Dataset entries
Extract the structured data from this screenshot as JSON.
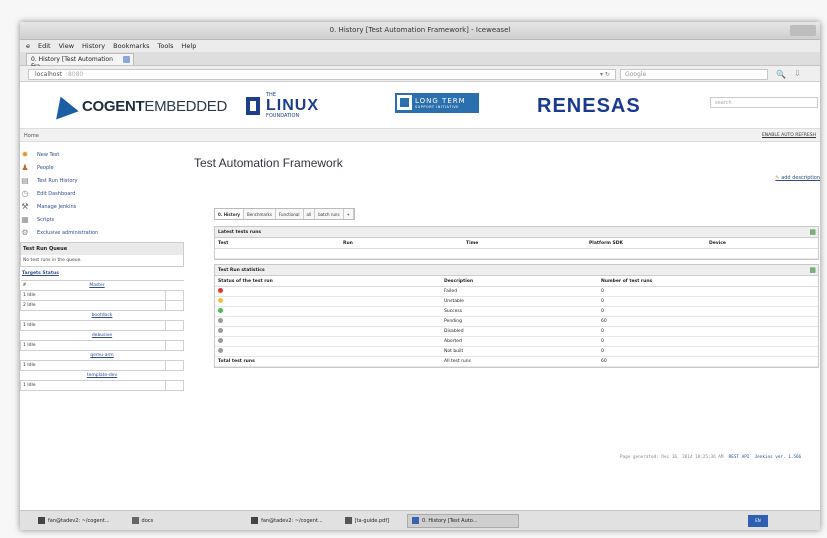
{
  "browser": {
    "window_title": "0. History [Test Automation Framework] - Iceweasel",
    "menu": [
      "e",
      "Edit",
      "View",
      "History",
      "Bookmarks",
      "Tools",
      "Help"
    ],
    "tab_label": "0. History [Test Automation Fra...",
    "url": "localhost",
    "url_port": ":8080",
    "search_placeholder": "Google"
  },
  "logos": {
    "cogent": "COGENT",
    "cogent_suffix": "EMBEDDED",
    "linux_the": "THE",
    "linux": "LINUX",
    "linux_foundation": "FOUNDATION",
    "ltsi": "LONG TERM",
    "ltsi_sub": "SUPPORT INITIATIVE",
    "renesas": "RENESAS"
  },
  "jenkins": {
    "search_placeholder": "search",
    "breadcrumb": "Home",
    "auto_refresh": "ENABLE AUTO REFRESH",
    "page_title": "Test Automation Framework",
    "add_description": "add description"
  },
  "sidebar": {
    "tasks": [
      {
        "label": "New Test",
        "icon": "new-icon"
      },
      {
        "label": "People",
        "icon": "people-icon"
      },
      {
        "label": "Test Run History",
        "icon": "history-icon"
      },
      {
        "label": "Edit Dashboard",
        "icon": "edit-icon"
      },
      {
        "label": "Manage Jenkins",
        "icon": "manage-icon"
      },
      {
        "label": "Scripts",
        "icon": "script-icon"
      },
      {
        "label": "Exclusive administration",
        "icon": "admin-icon"
      }
    ],
    "queue_header": "Test Run Queue",
    "queue_empty": "No test runs in the queue.",
    "executor_header": "Targets Status",
    "executor_col_num": "#",
    "nodes": [
      {
        "name": "Master",
        "rows": [
          "1 Idle",
          "2 Idle"
        ]
      },
      {
        "name": "bootdock",
        "rows": [
          "1 Idle"
        ]
      },
      {
        "name": "debusive",
        "rows": [
          "1 Idle"
        ]
      },
      {
        "name": "qemu-arm",
        "rows": [
          "1 Idle"
        ]
      },
      {
        "name": "template-dev",
        "rows": [
          "1 Idle"
        ]
      }
    ]
  },
  "views": [
    "0. History",
    "Benchmarks",
    "Functional",
    "all",
    "batch runs",
    "+"
  ],
  "latest_runs": {
    "title": "Latest tests runs",
    "columns": [
      "Test",
      "Run",
      "Time",
      "Platform SDK",
      "Device"
    ]
  },
  "stats": {
    "title": "Test Run statistics",
    "columns": [
      "Status of the test run",
      "Description",
      "Number of test runs"
    ],
    "rows": [
      {
        "color": "#d83a3a",
        "description": "Failed",
        "count": "0"
      },
      {
        "color": "#e8c43a",
        "description": "Unstable",
        "count": "0"
      },
      {
        "color": "#4fb84f",
        "description": "Success",
        "count": "0"
      },
      {
        "color": "#9a9a9a",
        "description": "Pending",
        "count": "60"
      },
      {
        "color": "#9a9a9a",
        "description": "Disabled",
        "count": "0"
      },
      {
        "color": "#9a9a9a",
        "description": "Aborted",
        "count": "0"
      },
      {
        "color": "#9a9a9a",
        "description": "Not built",
        "count": "0"
      }
    ],
    "total_label": "Total test runs",
    "total_desc": "All test runs",
    "total_count": "60"
  },
  "footer": {
    "generated": "Page generated: Dec 16, 2014 10:25:36 AM",
    "rest_api": "REST API",
    "version": "Jenkins ver. 1.566"
  },
  "taskbar": {
    "items": [
      "fan@tadev2: ~/cogent...",
      "docs",
      "fan@tadev2: ~/cogent...",
      "[ta-guide.pdf]",
      "0. History [Test Auto..."
    ],
    "tray": "EN"
  }
}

Your task
Print each entry shown above with exact wording and no pictures.

Response to this exercise
Extract the structured data from this screenshot as JSON.
{
  "browser": {
    "window_title": "0. History [Test Automation Framework] - Iceweasel",
    "menu": [
      "e",
      "Edit",
      "View",
      "History",
      "Bookmarks",
      "Tools",
      "Help"
    ],
    "tab_label": "0. History [Test Automation Fra...",
    "url": "localhost",
    "url_port": ":8080",
    "search_placeholder": "Google"
  },
  "logos": {
    "cogent": "COGENT",
    "cogent_suffix": "EMBEDDED",
    "linux_the": "THE",
    "linux": "LINUX",
    "linux_foundation": "FOUNDATION",
    "ltsi": "LONG TERM",
    "ltsi_sub": "SUPPORT INITIATIVE",
    "renesas": "RENESAS"
  },
  "jenkins": {
    "search_placeholder": "search",
    "breadcrumb": "Home",
    "auto_refresh": "ENABLE AUTO REFRESH",
    "page_title": "Test Automation Framework",
    "add_description": "add description"
  },
  "sidebar": {
    "tasks": [
      {
        "label": "New Test",
        "icon": "new-icon"
      },
      {
        "label": "People",
        "icon": "people-icon"
      },
      {
        "label": "Test Run History",
        "icon": "history-icon"
      },
      {
        "label": "Edit Dashboard",
        "icon": "edit-icon"
      },
      {
        "label": "Manage Jenkins",
        "icon": "manage-icon"
      },
      {
        "label": "Scripts",
        "icon": "script-icon"
      },
      {
        "label": "Exclusive administration",
        "icon": "admin-icon"
      }
    ],
    "queue_header": "Test Run Queue",
    "queue_empty": "No test runs in the queue.",
    "executor_header": "Targets Status",
    "executor_col_num": "#",
    "nodes": [
      {
        "name": "Master",
        "rows": [
          "1 Idle",
          "2 Idle"
        ]
      },
      {
        "name": "bootdock",
        "rows": [
          "1 Idle"
        ]
      },
      {
        "name": "debusive",
        "rows": [
          "1 Idle"
        ]
      },
      {
        "name": "qemu-arm",
        "rows": [
          "1 Idle"
        ]
      },
      {
        "name": "template-dev",
        "rows": [
          "1 Idle"
        ]
      }
    ]
  },
  "views": [
    "0. History",
    "Benchmarks",
    "Functional",
    "all",
    "batch runs",
    "+"
  ],
  "latest_runs": {
    "title": "Latest tests runs",
    "columns": [
      "Test",
      "Run",
      "Time",
      "Platform SDK",
      "Device"
    ]
  },
  "stats": {
    "title": "Test Run statistics",
    "columns": [
      "Status of the test run",
      "Description",
      "Number of test runs"
    ],
    "rows": [
      {
        "color": "#d83a3a",
        "description": "Failed",
        "count": "0"
      },
      {
        "color": "#e8c43a",
        "description": "Unstable",
        "count": "0"
      },
      {
        "color": "#4fb84f",
        "description": "Success",
        "count": "0"
      },
      {
        "color": "#9a9a9a",
        "description": "Pending",
        "count": "60"
      },
      {
        "color": "#9a9a9a",
        "description": "Disabled",
        "count": "0"
      },
      {
        "color": "#9a9a9a",
        "description": "Aborted",
        "count": "0"
      },
      {
        "color": "#9a9a9a",
        "description": "Not built",
        "count": "0"
      }
    ],
    "total_label": "Total test runs",
    "total_desc": "All test runs",
    "total_count": "60"
  },
  "footer": {
    "generated": "Page generated: Dec 16, 2014 10:25:36 AM",
    "rest_api": "REST API",
    "version": "Jenkins ver. 1.566"
  },
  "taskbar": {
    "items": [
      "fan@tadev2: ~/cogent...",
      "docs",
      "fan@tadev2: ~/cogent...",
      "[ta-guide.pdf]",
      "0. History [Test Auto..."
    ],
    "tray": "EN"
  }
}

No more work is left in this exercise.